> **PASSAGE SHOWN**:
——————————

> because column files are short-lived. Compaction rewrites them back into
the base files regularly, so there is no long-lived dense corpus to migrate.

I don't necessarily agree that column files are short lived. There is a
discussion about column families that has been punted for later. Separate
column files for column families can be a desired and optimal long-term
state.

I would also favor starting with the dense representation (fillter values
for delete rows).


On Thu, Jun 25, 2026 at 2:58 PM Andrei Tserakhau via dev <
[email protected]> wrote:

> +1 on picking dense as the single representation now, rather than leaving
> it up to the engine.
>
> The reason I'd mandate it, not just allow it, is the asymmetry. Dense is
> the special case of sparse, so mandating the special case is the smallest
> thing every reader has to implement: a positional substitution, no scatter,
> no merge-on-read stacks. And it covers the dominant workload directly -
> refreshing a whole column (a new column from an expression, or overwriting
> an existing column with new values like embeddings or model weights) is
> full-coverage by nature, not a point update to a few rows.

——————————

> **EXTRACTED DATA**:
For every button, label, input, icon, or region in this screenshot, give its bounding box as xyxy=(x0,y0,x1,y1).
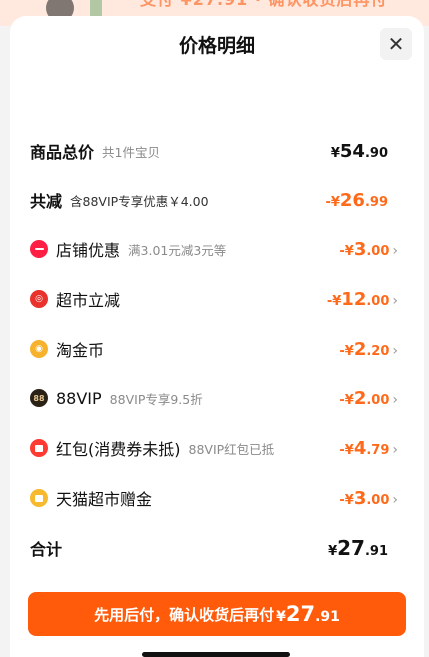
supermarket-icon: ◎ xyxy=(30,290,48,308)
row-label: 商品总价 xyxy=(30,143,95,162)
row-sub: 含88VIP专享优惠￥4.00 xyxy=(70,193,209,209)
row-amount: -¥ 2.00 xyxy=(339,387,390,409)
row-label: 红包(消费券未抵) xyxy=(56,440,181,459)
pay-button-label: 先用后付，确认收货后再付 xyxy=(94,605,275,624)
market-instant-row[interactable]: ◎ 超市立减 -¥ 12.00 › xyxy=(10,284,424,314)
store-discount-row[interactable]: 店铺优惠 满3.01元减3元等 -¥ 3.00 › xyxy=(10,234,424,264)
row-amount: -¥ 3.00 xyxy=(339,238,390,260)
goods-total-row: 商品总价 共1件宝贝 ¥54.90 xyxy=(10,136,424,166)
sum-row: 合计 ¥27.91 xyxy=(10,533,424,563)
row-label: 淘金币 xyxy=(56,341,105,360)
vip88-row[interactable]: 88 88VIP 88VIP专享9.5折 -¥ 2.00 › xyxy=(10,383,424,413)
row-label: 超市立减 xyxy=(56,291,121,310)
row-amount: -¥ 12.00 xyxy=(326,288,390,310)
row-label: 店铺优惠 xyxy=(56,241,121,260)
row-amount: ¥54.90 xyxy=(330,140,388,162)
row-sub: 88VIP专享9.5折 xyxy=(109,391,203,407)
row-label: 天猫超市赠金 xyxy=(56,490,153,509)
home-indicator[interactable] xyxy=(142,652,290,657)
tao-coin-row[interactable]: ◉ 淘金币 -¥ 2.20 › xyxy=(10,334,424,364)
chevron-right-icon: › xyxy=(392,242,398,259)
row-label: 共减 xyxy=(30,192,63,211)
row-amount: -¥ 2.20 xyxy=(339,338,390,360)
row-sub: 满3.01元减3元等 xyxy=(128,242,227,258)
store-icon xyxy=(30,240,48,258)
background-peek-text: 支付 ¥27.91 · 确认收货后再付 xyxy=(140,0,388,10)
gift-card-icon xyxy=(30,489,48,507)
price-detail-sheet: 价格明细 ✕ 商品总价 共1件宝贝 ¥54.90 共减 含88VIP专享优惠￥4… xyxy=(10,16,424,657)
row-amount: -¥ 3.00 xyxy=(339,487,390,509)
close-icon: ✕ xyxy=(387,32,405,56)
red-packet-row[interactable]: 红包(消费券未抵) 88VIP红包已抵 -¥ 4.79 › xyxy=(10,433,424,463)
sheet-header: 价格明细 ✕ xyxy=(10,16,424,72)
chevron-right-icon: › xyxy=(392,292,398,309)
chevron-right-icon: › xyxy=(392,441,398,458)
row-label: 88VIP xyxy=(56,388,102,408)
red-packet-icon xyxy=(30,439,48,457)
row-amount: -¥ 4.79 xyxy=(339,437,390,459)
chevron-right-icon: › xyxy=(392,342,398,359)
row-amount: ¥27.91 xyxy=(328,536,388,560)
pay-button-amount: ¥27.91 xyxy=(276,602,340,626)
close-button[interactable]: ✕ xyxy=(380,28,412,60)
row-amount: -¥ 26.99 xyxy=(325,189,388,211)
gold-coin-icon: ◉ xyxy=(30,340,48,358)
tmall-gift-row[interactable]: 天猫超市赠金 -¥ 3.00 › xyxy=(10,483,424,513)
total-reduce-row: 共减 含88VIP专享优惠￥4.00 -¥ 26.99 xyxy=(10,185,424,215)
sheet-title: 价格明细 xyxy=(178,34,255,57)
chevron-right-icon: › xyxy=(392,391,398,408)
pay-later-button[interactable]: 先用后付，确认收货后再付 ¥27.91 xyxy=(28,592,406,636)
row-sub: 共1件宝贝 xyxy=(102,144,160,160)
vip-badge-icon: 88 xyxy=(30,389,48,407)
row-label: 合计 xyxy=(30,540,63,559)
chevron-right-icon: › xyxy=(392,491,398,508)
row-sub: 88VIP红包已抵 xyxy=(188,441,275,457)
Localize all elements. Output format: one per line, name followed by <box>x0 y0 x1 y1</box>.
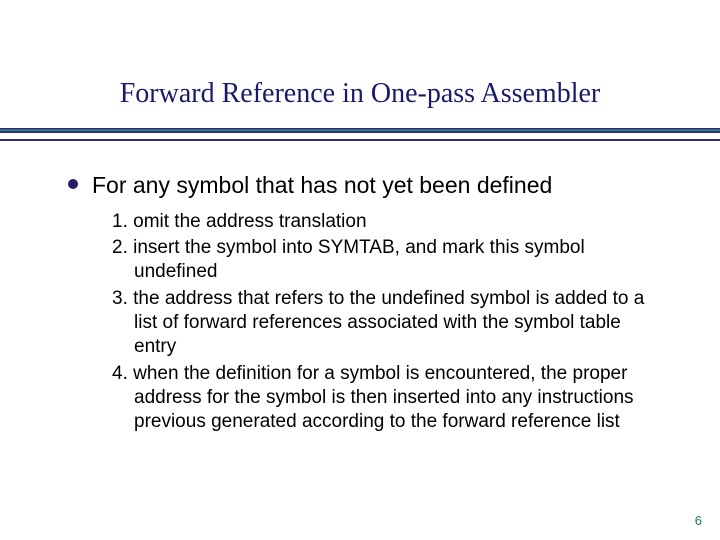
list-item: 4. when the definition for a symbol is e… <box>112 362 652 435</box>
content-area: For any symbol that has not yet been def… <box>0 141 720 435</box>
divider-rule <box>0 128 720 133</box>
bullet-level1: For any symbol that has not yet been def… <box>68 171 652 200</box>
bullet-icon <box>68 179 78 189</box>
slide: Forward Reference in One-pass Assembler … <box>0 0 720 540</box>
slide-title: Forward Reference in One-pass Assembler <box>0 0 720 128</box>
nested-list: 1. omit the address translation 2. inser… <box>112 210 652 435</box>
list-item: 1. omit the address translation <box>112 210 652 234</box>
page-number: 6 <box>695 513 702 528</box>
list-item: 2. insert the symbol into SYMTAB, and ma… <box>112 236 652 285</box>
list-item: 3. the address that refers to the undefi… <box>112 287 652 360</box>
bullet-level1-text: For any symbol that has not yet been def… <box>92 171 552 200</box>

——————————

> **REQUIRED ACTIONS**:
1) Set down the part of the column-file thread that opens with the words containing "I would also" and closes with "to the engine.".
2) Resume the column-file thread from where it stops.
The listing plays no part in this work.

> **SET OF ANSWERS**:
1)
I would also favor starting with the dense representation (fillter values
for delete rows).


On Thu, Jun 25, 2026 at 2:58 PM Andrei Tserakhau via dev <
[email protected]> wrote:

> +1 on picking dense as the single representation now, rather than leaving
> it up to the engine.

2)
>
> Key thing here is that going dense now does not close the door on sparse.
>
> A sparse-capable reader is a superset of a dense one - it can read dense
> files too, since full coverage is just sparse with every position present.
> So adding sparse later is an additive format version: it widens the reader,
> it does not break existing dense files, and tables that never need sparse
> never pay for it. The reverse is not true. If we allow sparse now, every
> engine and client has to implement the harder merge-on-read path from day
> one, for row-level partial updates the current workloads are not asking for.
>
> On whether dense is a one-way door: I don't think it is, because column
> files are short-lived. Compaction rewrites them back into the base files
> regularly, so there is no long-lived dense corpus to migrate. If we add
> sparse later, old dense files age out through normal compaction, or we
> rewrite them - and because they are transient, that cost is bounded and
> amortized, not a table-wide migration.
>
> So my preference is to specify dense now and keep sparse as a documented
> future extension with its own format version, rather than leaving the
> representation unspecified. Leaving it open is the worst of the three: as
> Peter pointed out, it forces every reader to support sparse anyway, which
> is the exact cost we would be trying to defer.
>
> Best,
> Andrei
>
> On Thu, Jun 25, 2026 at 7:58 PM Steven Wu <[email protected]> wrote:
>
>> > We can, and in the PoC this is what we do, broadcast the "location ->
>> record count" mapping to the writers for this.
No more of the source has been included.